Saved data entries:
+++
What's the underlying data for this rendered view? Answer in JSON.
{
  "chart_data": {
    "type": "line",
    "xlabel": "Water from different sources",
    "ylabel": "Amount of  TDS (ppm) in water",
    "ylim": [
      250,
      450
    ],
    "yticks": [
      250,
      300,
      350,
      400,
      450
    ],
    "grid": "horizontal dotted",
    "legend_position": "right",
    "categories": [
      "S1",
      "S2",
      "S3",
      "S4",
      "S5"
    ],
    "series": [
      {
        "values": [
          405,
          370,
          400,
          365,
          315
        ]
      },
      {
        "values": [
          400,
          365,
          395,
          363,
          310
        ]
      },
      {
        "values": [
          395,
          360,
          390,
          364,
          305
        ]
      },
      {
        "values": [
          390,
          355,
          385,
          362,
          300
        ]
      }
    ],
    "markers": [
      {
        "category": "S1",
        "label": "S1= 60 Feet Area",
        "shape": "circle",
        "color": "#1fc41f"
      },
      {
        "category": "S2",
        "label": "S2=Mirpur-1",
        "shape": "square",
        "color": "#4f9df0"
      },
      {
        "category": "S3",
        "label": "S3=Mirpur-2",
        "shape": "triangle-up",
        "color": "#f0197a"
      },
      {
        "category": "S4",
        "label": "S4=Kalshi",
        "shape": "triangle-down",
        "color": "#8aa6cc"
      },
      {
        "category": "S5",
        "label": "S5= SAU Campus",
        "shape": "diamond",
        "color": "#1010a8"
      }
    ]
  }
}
+++
_Requirement_. Write the data out again in full and exactly.

_Full solution_.
What's the underlying data for this rendered view? Answer in JSON.
{
  "chart_data": {
    "type": "line",
    "xlabel": "Water from different sources",
    "ylabel": "Amount of  TDS (ppm) in water",
    "ylim": [
      250,
      450
    ],
    "yticks": [
      250,
      300,
      350,
      400,
      450
    ],
    "grid": "horizontal dotted",
    "legend_position": "right",
    "categories": [
      "S1",
      "S2",
      "S3",
      "S4",
      "S5"
    ],
    "series": [
      {
        "values": [
          405,
          370,
          400,
          365,
          315
        ]
      },
      {
        "values": [
          400,
          365,
          395,
          363,
          310
        ]
      },
      {
        "values": [
          395,
          360,
          390,
          364,
          305
        ]
      },
      {
        "values": [
          390,
          355,
          385,
          362,
          300
        ]
      }
    ],
    "markers": [
      {
        "category": "S1",
        "label": "S1= 60 Feet Area",
        "shape": "circle",
        "color": "#1fc41f"
      },
      {
        "category": "S2",
        "label": "S2=Mirpur-1",
        "shape": "square",
        "color": "#4f9df0"
      },
      {
        "category": "S3",
        "label": "S3=Mirpur-2",
        "shape": "triangle-up",
        "color": "#f0197a"
      },
      {
        "category": "S4",
        "label": "S4=Kalshi",
        "shape": "triangle-down",
        "color": "#8aa6cc"
      },
      {
        "category": "S5",
        "label": "S5= SAU Campus",
        "shape": "diamond",
        "color": "#1010a8"
      }
    ]
  }
}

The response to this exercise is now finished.